WRITTEN EXERCISE – Go through the listing and pick out each line with the word "screenshot" in it.

DATASET EXTRACT –
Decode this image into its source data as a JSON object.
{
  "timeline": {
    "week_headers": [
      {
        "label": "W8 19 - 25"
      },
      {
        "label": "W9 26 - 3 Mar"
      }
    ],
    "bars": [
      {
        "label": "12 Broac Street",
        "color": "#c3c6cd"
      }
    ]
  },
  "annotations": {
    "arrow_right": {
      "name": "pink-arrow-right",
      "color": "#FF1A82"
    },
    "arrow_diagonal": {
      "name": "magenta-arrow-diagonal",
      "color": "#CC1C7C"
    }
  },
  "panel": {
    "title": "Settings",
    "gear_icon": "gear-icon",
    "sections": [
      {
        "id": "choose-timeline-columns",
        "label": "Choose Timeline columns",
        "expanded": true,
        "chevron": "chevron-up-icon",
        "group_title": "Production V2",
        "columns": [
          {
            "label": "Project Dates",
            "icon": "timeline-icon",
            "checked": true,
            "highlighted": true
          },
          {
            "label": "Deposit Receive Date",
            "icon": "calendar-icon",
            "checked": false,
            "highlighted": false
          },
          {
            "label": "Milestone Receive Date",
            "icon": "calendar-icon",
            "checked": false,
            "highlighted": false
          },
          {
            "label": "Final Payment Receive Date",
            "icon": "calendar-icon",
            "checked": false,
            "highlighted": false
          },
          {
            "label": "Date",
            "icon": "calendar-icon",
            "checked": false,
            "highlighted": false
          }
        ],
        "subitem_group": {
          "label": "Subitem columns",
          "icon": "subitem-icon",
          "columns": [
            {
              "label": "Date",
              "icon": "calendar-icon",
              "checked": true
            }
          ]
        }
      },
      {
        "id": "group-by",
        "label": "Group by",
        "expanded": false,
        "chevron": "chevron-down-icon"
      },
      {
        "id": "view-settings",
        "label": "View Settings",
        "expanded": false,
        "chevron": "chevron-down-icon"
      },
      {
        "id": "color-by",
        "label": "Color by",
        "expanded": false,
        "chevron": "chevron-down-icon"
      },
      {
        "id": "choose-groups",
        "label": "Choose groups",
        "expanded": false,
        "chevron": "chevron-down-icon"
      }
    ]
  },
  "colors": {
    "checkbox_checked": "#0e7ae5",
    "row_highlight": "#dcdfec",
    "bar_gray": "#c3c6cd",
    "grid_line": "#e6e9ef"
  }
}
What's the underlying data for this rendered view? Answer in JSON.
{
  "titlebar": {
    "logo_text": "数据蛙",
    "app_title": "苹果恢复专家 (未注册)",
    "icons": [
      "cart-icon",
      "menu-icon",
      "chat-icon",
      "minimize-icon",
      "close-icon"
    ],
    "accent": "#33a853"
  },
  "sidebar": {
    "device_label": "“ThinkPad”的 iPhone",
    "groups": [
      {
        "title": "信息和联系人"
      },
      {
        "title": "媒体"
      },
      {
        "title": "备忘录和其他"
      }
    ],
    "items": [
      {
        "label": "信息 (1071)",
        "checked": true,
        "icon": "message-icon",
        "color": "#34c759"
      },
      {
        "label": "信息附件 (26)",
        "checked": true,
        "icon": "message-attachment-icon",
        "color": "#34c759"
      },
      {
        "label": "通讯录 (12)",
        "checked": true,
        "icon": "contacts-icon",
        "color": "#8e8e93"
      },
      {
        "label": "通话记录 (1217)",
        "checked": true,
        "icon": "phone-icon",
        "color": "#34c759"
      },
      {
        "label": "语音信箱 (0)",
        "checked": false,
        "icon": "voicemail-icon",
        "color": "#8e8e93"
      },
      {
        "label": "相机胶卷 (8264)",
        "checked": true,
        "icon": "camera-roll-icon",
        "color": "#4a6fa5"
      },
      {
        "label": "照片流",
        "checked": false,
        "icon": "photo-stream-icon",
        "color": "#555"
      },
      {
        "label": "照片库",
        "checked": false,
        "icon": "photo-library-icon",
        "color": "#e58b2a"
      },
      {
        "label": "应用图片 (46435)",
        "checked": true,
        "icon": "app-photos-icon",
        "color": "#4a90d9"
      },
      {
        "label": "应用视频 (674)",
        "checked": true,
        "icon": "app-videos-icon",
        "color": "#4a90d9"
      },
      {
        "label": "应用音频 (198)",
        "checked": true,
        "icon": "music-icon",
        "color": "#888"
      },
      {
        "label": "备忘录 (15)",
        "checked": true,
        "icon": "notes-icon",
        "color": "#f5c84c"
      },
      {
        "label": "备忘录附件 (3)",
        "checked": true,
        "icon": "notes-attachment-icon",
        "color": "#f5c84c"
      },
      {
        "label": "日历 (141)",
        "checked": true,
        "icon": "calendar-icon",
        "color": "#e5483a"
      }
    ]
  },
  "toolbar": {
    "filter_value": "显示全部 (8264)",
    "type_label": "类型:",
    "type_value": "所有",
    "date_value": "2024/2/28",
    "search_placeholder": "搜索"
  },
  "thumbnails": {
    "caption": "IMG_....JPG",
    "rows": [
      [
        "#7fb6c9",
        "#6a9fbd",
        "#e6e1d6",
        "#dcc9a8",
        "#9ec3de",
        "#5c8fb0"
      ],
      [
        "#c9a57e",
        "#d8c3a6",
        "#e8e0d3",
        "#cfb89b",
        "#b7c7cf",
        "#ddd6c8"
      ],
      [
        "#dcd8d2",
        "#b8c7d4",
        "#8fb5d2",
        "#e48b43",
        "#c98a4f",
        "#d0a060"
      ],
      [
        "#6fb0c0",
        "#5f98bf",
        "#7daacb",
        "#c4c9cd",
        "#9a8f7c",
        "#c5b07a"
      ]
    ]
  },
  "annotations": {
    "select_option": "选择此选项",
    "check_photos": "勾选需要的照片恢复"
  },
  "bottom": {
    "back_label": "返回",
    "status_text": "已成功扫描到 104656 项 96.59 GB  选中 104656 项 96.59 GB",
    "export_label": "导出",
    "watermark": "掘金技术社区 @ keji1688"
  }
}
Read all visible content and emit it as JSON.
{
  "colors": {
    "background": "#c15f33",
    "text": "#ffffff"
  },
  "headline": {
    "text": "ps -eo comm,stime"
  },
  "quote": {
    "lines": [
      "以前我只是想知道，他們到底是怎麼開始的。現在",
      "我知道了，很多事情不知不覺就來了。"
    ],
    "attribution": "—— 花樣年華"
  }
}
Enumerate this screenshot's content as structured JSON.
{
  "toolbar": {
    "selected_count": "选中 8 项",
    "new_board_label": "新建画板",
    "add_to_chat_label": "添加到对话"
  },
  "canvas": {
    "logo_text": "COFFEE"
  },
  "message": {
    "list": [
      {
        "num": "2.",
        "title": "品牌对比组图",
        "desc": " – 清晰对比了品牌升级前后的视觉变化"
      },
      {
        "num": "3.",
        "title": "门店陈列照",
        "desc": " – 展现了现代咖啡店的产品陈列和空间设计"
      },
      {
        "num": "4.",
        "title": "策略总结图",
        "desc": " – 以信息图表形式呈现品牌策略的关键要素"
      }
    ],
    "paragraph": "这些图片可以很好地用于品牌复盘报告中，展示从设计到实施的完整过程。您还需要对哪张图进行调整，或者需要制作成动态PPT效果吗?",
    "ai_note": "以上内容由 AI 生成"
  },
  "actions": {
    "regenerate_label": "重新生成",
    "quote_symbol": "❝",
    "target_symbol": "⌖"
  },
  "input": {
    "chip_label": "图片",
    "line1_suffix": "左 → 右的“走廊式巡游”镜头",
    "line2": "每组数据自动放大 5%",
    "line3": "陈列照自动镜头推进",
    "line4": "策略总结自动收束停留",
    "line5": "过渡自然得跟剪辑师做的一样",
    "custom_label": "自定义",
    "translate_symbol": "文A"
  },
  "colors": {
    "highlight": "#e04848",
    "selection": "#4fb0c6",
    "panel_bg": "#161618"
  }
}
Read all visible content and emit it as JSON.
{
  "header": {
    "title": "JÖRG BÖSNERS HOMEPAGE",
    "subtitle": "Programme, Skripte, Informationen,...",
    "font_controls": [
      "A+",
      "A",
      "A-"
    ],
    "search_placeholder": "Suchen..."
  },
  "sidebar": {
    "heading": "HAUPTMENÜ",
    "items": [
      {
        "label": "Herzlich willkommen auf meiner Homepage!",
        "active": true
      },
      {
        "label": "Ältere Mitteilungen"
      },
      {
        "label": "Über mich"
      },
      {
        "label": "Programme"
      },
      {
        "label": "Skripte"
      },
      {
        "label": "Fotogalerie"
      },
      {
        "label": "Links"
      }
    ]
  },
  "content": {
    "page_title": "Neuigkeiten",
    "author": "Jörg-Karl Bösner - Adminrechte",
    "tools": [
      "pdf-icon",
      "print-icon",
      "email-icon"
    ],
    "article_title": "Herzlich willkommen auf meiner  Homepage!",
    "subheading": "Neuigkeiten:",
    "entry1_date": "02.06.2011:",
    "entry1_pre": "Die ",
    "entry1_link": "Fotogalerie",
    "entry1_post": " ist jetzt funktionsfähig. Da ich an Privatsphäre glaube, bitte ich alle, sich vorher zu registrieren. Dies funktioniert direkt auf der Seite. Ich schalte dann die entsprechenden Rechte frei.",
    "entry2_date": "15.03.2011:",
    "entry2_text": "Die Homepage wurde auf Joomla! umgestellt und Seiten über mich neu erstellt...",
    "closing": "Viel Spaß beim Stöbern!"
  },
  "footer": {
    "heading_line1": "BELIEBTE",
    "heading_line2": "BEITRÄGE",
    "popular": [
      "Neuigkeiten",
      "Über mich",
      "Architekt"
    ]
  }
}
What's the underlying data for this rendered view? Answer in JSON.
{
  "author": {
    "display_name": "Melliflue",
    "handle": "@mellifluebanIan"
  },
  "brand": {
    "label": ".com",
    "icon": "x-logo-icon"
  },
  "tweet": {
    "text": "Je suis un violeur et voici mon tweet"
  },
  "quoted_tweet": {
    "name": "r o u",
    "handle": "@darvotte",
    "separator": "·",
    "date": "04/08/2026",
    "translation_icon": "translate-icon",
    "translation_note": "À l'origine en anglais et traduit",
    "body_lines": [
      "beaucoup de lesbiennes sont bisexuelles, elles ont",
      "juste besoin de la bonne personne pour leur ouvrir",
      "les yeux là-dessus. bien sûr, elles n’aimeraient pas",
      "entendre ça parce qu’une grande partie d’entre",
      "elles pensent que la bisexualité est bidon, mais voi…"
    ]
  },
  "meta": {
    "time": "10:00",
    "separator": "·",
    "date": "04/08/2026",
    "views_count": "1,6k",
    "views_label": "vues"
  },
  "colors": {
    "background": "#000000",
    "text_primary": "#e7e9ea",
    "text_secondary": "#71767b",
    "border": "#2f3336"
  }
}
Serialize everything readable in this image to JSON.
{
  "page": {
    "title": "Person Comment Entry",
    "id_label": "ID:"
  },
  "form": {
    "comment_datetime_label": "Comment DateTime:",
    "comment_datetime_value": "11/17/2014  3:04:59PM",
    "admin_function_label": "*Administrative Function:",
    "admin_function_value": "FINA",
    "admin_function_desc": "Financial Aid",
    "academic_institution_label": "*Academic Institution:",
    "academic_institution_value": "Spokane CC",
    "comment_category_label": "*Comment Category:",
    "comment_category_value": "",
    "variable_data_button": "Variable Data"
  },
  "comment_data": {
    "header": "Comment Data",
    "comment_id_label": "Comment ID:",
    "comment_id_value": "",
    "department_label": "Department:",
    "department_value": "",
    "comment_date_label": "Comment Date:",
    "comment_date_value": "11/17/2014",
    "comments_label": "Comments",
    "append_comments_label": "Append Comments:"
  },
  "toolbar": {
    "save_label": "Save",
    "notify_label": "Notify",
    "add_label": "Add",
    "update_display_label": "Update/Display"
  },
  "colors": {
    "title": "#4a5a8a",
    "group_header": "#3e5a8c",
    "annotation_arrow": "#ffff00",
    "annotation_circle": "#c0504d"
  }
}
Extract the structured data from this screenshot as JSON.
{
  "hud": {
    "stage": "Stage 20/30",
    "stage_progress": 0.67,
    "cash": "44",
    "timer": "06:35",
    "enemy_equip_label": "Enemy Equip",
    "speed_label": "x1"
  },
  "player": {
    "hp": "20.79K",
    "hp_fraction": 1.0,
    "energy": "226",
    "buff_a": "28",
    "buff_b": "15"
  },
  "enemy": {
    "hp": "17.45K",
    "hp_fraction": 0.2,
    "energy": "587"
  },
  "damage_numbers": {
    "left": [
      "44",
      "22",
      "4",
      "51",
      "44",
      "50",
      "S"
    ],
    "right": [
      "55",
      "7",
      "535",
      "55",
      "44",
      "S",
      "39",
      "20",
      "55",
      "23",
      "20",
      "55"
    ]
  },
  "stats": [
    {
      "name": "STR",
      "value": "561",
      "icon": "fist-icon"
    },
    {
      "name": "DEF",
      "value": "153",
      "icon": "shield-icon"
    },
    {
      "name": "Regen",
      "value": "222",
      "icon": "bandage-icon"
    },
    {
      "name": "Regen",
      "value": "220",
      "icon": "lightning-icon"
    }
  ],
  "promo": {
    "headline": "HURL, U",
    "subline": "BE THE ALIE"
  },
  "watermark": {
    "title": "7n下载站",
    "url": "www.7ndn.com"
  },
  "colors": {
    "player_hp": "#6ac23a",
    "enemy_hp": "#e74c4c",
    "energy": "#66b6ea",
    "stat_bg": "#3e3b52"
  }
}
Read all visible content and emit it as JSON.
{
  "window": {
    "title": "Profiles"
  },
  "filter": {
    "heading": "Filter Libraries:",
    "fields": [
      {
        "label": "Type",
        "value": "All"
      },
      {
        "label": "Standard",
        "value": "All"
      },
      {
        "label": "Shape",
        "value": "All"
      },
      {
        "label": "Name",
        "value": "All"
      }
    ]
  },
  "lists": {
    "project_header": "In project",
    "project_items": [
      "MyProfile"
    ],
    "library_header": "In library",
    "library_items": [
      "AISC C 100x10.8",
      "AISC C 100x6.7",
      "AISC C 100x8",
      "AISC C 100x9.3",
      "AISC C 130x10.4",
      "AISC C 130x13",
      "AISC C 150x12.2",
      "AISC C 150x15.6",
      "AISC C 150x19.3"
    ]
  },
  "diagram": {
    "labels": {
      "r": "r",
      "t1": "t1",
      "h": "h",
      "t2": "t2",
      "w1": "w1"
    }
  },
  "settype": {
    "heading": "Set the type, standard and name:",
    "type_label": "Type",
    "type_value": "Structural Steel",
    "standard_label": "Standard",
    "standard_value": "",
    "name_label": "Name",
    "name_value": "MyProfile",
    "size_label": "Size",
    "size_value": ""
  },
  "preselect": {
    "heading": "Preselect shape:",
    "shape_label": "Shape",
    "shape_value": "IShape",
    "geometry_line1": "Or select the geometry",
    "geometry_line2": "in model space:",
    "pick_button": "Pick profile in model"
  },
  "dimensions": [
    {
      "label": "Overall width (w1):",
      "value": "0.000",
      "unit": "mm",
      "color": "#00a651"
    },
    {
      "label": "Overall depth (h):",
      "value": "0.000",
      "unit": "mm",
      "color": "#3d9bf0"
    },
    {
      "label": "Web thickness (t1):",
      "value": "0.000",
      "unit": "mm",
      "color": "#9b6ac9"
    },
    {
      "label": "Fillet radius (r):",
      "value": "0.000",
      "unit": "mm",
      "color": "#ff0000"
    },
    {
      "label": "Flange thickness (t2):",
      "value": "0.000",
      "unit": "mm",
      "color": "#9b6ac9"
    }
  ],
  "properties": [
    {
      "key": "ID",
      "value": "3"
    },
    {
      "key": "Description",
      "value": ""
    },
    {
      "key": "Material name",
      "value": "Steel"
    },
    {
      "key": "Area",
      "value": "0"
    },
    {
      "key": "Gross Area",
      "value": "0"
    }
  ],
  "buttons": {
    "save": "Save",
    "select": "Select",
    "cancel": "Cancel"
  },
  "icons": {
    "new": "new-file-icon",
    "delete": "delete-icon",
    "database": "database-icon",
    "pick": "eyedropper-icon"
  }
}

THE RESULT –
Enumerate this screenshot's content as structured JSON.
Extract the structured data from this screenshot as JSON.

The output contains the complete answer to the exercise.